→ **Problem description**
Return all of the lines below exactly as they are.

Items from a dataset
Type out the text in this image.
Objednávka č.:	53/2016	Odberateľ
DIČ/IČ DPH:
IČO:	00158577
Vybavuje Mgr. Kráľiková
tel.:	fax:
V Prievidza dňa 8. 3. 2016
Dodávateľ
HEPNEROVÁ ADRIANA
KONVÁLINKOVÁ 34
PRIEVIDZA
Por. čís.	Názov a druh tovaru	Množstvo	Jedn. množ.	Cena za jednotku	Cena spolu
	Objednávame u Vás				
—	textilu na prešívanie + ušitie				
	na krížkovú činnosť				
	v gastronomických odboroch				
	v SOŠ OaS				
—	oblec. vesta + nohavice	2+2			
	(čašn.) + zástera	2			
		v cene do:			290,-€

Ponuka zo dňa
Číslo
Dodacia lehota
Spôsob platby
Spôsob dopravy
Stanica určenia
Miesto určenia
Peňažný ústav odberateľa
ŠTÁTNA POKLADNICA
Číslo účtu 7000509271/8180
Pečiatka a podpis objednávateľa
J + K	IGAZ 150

→ **Problem solution**
Type out the text in this image.
Objednávka č.:	53/2016	Odberateľ
DIČ/IČ DPH:
IČO:	00158577
Vybavuje Mgr. Kráľiková
tel.:	fax:
V Prievidza dňa 8. 3. 2016
Dodávateľ
HEPNEROVÁ ADRIANA
KONVÁLINKOVÁ 34
PRIEVIDZA
Por. čís.	Názov a druh tovaru	Množstvo	Jedn. množ.	Cena za jednotku	Cena spolu
	Objednávame u Vás				
—	textilu na prešívanie + ušitie				
	na krížkovú činnosť				
	v gastronomických odboroch				
	v SOŠ OaS				
—	oblec. vesta + nohavice	2+2			
	(čašn.) + zástera	2			
		v cene do:			290,-€

Ponuka zo dňa
Číslo
Dodacia lehota
Spôsob platby
Spôsob dopravy
Stanica určenia
Miesto určenia
Peňažný ústav odberateľa
ŠTÁTNA POKLADNICA
Číslo účtu 7000509271/8180
Pečiatka a podpis objednávateľa
J + K	IGAZ 150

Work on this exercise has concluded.